Extracts from a graphics dataset:
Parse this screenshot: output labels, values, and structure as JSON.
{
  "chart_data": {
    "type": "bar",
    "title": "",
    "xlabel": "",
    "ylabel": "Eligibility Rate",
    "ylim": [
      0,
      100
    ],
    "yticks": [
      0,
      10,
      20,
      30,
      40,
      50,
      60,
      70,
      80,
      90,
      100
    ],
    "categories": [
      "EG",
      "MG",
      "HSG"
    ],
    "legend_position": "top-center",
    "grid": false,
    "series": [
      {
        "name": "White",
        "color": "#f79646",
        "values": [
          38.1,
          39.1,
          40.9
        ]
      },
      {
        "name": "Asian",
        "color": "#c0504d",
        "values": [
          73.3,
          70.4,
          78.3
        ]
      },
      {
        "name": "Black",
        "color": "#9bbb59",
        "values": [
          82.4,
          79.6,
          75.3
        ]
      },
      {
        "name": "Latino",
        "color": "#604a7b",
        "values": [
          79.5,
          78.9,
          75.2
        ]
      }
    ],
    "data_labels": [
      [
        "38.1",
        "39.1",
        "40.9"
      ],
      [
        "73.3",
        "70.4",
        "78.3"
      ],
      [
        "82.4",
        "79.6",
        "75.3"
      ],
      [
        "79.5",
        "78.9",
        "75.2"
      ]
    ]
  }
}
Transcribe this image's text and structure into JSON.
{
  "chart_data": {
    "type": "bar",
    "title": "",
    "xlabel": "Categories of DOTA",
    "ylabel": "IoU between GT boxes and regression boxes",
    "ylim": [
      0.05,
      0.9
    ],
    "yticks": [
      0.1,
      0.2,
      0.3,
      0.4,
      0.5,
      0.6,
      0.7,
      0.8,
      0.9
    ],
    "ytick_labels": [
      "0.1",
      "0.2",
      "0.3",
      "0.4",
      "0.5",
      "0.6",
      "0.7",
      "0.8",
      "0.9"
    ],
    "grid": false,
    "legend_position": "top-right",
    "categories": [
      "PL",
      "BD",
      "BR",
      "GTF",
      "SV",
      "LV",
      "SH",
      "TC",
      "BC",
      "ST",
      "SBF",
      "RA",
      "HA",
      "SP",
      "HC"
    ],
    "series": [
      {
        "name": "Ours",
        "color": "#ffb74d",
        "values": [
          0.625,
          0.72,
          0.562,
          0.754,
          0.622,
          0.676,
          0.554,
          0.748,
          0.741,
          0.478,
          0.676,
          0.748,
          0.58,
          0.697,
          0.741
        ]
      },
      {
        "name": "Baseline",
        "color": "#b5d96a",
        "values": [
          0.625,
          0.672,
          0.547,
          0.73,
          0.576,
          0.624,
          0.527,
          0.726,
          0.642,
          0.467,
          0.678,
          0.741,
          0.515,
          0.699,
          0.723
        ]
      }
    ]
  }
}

REQUEST
Search the data for the word "color" and copy each line where it appears.

COMPLETE OUTPUT
        "color": "#f79646",
        "color": "#c0504d",
        "color": "#9bbb59",
        "color": "#604a7b",
        "color": "#ffb74d",
        "color": "#b5d96a",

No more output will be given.